● **Trecho citado**:

As provas longas tem a característica de alterar as variáveis físicas; como clima, estrada de rolagem e também as emocionais, de estar ótimo para péssimo em poucas pedaladas.
Amanheceu garoando e como sempre o astral dá aquela caída com as nuvens carregadas. Se imaginar tomando spray de água por pelo menos 10 horas, sensação de frio nas sapatilhas, o pneu fino no asfalto molhado, tudo desanima. Mas usando aquela muleta de convencimento; “vou até lá quem sabe melhora”, parti para o Km 48 da Castelo Branco.
O preparo para uma prova longa é quase como para uma viagem, ainda mais sabendo que qualquer coisa que acontecer você só terá Deus e o que levar nos bolsos. Ou seja; ferramentas, câmaras e muita comida e bebida são vitais.
Largada dada, partimos para o famoso caminho dos Romeiros e sua primeira subida, que faz todos perguntarem o por quê escolheram o ciclismo? Não podia ser com moto ou cavalos o esporte, quem sabe até dormir pela manhã?

● **Registros de dados**:
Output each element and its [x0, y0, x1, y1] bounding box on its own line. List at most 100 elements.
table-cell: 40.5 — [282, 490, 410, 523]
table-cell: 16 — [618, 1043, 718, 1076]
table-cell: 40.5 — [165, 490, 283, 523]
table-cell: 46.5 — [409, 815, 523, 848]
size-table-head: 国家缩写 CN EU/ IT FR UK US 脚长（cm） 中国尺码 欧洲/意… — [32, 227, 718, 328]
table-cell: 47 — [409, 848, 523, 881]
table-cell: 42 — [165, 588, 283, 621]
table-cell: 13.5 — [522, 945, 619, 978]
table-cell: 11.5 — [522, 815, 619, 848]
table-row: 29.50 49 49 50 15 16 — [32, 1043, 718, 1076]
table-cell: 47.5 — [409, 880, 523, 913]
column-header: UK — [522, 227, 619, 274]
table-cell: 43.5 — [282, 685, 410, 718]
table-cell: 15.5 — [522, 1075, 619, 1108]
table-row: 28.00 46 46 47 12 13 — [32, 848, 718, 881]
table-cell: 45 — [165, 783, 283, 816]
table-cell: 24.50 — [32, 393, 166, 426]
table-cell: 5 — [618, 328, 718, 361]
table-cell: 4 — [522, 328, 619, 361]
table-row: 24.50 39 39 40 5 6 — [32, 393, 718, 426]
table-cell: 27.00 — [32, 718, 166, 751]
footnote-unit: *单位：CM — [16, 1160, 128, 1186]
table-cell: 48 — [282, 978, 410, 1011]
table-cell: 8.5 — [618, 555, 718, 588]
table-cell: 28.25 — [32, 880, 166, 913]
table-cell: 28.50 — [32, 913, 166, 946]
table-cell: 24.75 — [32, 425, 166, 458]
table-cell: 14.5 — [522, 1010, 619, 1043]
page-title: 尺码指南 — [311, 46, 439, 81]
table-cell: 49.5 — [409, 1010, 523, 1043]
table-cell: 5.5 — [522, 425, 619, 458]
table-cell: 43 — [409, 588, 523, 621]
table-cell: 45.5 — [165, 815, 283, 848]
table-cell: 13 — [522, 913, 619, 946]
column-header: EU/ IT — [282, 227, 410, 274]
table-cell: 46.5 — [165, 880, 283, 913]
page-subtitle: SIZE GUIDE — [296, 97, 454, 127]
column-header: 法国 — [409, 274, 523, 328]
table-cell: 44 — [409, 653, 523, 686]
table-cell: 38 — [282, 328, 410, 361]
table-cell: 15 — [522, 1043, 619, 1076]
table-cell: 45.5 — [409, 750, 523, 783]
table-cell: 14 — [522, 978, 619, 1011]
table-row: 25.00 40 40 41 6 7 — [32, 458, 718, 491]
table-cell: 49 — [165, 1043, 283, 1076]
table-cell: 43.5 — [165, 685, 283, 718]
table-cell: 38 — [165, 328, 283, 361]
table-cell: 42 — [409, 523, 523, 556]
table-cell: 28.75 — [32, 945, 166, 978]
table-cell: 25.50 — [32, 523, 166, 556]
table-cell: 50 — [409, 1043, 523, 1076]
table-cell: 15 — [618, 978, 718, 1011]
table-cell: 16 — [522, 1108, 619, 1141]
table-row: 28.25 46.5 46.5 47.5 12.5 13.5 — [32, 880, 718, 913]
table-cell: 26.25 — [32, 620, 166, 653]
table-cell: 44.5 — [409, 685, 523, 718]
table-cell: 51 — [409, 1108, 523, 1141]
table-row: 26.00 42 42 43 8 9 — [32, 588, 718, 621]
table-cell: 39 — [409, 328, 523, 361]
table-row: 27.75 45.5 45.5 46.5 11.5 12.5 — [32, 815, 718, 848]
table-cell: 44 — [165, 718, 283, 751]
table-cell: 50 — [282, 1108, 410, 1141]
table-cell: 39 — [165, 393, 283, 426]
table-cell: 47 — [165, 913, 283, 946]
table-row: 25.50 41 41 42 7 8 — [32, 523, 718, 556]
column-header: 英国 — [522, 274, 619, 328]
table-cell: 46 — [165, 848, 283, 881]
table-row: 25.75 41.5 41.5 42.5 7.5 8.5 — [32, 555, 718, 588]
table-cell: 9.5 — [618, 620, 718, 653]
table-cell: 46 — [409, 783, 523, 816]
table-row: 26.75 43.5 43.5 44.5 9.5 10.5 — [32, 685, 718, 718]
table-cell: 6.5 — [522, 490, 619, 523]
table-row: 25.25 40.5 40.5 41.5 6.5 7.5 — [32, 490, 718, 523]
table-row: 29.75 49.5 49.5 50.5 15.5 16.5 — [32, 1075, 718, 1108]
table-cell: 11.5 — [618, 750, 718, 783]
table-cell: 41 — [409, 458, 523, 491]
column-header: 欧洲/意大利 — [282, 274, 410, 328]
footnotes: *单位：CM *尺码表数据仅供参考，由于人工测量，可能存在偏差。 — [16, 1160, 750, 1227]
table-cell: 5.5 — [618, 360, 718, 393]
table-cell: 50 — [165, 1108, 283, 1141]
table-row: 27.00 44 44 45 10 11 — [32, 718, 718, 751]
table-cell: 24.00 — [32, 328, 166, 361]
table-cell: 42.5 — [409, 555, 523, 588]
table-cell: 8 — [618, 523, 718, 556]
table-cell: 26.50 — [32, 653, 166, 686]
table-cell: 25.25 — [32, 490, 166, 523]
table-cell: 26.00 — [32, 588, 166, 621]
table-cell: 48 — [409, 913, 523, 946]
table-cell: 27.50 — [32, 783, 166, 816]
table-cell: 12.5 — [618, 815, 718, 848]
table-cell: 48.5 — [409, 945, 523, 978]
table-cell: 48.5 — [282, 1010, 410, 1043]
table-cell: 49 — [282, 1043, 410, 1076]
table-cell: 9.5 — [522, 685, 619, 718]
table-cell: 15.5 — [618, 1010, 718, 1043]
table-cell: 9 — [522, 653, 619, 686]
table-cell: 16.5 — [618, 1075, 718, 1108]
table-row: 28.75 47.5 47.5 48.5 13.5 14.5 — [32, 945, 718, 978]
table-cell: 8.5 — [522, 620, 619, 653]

● **Resolva os itens**:
[A] De acordo com o relato sobre a prova longa de ciclismo, qual foi o ponto de partida na Castelo Branco?
[B] Explique por que, segundo o relato sobre a prova longa de ciclismo, ferramentas, câmaras, comida e bebida são vitais.
[C] Prossiga o relato sobre a prova longa de ciclismo a partir do ponto em que ele termina.
Os registros constituem um material independente do trecho citado.

● **Respostas escritas**:
[A] O Km 48 da Castelo Branco.

[B] Numa prova longa, diante de qualquer imprevisto, só se pode contar com Deus e com o que se leva nos bolsos. Por isso o preparo é quase como o de uma viagem.

[C]
Sentido Araçariguama, fomos para São Roque enfrentar o Morro do Saboo, por onde tem a estação de esqui artificial, a Mata da Camara, a Estrada do Vinho e a do Carmo; todas elas cercadas de um visual incrível, algumas mais fechadas outras abertas, mas todas, digo “todas”, com subidas intermináveis. Muitos precisaram descer para empurrar as bikes, levando em conta que a mistura de terreno escorregadio e subidas não são um par de boa combinação.
A curiosidade foi na subida do Mirante do Saboó; a maioria dos atletas foram ultrapassados por um cão em disparada. Olhando a velocidade do bicho, a sensação de impotência aumenta ainda mais.
Os primeiros 85 km apresentaram a insana altimetria de 2000 metros e a média de velocidade foi lá pra baixo. A matemática foi fazendo a conta de distância que faltava e a perna que tinha sobrado.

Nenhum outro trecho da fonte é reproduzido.